> Brief
Locate the line that contains "What data populates" in the entries below. Retype it and all following lines through the final one, character for character.

> Record excerpts
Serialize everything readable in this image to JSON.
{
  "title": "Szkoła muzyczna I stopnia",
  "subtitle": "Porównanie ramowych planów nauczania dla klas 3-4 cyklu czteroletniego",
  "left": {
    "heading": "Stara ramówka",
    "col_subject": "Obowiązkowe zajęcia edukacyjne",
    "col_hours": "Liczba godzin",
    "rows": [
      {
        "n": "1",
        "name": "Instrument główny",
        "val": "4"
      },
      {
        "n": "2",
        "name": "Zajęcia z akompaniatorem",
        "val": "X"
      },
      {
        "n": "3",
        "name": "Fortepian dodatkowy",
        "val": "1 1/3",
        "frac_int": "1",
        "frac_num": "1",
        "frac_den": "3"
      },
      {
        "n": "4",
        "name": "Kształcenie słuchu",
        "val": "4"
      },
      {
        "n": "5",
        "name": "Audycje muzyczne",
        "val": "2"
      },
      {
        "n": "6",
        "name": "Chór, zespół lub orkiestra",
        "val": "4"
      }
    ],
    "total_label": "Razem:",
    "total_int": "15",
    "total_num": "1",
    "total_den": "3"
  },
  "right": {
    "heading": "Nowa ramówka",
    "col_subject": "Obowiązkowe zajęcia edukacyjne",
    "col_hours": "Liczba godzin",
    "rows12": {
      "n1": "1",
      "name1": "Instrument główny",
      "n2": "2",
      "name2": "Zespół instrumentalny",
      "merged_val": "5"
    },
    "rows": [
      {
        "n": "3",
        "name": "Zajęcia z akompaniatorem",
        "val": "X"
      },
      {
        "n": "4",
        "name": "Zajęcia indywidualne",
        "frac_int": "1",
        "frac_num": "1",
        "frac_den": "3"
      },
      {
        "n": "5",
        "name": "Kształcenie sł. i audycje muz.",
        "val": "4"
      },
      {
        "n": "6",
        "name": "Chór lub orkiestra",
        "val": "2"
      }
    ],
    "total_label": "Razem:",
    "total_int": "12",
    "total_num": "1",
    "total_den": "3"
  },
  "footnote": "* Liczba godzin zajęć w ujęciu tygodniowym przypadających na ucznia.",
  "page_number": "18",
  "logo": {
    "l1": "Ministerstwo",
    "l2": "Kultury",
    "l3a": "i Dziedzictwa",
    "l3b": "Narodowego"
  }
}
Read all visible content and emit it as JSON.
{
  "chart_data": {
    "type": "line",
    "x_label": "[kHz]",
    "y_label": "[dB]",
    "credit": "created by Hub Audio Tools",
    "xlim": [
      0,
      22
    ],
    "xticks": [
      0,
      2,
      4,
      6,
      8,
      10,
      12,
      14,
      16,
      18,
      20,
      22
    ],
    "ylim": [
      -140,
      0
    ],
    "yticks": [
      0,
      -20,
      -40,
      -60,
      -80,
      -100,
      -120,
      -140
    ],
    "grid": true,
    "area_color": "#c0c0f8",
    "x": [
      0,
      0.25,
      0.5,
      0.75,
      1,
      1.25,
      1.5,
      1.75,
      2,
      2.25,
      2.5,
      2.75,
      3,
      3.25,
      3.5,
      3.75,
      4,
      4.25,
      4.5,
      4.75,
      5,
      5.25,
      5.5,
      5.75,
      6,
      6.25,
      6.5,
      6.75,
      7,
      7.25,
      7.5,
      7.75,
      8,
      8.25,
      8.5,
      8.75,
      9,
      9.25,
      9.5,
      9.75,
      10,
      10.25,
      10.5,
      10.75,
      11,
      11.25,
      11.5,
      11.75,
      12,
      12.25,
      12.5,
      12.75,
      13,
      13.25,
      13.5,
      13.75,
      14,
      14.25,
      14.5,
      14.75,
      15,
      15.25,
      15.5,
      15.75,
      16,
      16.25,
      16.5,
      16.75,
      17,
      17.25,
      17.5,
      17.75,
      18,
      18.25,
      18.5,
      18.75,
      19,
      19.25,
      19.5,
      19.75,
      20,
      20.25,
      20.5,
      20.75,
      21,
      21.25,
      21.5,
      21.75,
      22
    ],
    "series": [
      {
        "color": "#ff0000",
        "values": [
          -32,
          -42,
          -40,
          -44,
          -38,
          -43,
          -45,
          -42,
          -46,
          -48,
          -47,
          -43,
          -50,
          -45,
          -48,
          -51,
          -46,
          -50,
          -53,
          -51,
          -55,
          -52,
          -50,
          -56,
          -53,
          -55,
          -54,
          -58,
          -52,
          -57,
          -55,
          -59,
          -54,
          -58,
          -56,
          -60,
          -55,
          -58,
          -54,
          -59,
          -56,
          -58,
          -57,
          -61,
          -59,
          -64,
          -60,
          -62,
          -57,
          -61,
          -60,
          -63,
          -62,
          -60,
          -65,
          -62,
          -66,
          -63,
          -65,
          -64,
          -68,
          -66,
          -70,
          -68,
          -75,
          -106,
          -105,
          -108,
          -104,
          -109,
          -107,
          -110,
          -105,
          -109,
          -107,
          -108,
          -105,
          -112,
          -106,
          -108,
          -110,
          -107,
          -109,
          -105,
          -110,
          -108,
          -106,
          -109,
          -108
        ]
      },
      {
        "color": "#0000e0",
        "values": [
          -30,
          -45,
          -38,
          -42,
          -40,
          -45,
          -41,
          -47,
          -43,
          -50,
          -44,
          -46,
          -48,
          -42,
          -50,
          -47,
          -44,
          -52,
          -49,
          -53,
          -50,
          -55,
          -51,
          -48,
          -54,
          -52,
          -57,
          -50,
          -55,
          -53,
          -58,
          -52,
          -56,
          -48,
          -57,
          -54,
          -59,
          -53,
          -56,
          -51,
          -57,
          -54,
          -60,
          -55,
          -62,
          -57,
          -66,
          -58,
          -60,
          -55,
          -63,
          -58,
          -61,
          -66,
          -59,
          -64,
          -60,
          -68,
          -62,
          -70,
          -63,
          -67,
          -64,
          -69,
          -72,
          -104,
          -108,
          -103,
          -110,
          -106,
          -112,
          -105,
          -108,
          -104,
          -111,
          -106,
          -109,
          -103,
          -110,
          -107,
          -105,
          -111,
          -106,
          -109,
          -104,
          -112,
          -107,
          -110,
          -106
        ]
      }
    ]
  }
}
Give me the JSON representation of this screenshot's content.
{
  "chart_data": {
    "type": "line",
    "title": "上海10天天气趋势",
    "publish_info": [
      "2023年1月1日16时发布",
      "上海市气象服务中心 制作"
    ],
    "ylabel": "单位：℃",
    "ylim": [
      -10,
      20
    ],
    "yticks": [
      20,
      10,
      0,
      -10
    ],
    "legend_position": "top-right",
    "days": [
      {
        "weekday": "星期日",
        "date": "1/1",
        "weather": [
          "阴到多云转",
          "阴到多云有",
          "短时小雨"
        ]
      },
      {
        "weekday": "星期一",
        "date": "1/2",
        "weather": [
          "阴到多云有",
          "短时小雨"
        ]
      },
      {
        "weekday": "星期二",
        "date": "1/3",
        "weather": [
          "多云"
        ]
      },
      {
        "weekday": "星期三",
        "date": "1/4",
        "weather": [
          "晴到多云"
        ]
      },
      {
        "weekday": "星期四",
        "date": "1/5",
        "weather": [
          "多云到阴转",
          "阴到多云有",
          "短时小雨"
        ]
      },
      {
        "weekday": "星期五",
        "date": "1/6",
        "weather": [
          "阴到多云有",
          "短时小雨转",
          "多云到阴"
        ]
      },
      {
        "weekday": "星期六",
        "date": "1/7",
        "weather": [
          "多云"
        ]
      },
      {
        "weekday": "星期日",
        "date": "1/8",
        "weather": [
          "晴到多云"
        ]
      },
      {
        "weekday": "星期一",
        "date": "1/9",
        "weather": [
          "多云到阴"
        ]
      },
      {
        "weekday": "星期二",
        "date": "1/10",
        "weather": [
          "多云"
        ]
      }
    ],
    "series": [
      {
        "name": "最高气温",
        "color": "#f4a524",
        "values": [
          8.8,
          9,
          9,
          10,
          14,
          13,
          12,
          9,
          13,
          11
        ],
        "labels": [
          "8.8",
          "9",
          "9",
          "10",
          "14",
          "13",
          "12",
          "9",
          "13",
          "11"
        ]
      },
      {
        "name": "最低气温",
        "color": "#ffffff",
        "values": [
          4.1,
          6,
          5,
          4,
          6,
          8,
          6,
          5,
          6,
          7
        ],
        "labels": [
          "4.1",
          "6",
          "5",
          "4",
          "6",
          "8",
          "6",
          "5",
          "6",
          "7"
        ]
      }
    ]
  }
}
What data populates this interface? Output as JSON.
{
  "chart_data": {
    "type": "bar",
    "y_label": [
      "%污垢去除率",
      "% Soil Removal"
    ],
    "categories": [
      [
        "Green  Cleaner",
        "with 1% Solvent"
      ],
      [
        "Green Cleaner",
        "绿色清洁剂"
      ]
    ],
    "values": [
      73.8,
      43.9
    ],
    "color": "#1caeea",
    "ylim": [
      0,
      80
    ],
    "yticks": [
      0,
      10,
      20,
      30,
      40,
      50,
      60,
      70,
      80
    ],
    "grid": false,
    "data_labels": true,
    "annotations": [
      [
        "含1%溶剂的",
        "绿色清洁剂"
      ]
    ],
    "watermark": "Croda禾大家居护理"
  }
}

> Answer for this exercise
What data populates this interface? Output as JSON.
{
  "chart_data": {
    "type": "bar",
    "y_label": [
      "%污垢去除率",
      "% Soil Removal"
    ],
    "categories": [
      [
        "Green  Cleaner",
        "with 1% Solvent"
      ],
      [
        "Green Cleaner",
        "绿色清洁剂"
      ]
    ],
    "values": [
      73.8,
      43.9
    ],
    "color": "#1caeea",
    "ylim": [
      0,
      80
    ],
    "yticks": [
      0,
      10,
      20,
      30,
      40,
      50,
      60,
      70,
      80
    ],
    "grid": false,
    "data_labels": true,
    "annotations": [
      [
        "含1%溶剂的",
        "绿色清洁剂"
      ]
    ],
    "watermark": "Croda禾大家居护理"
  }
}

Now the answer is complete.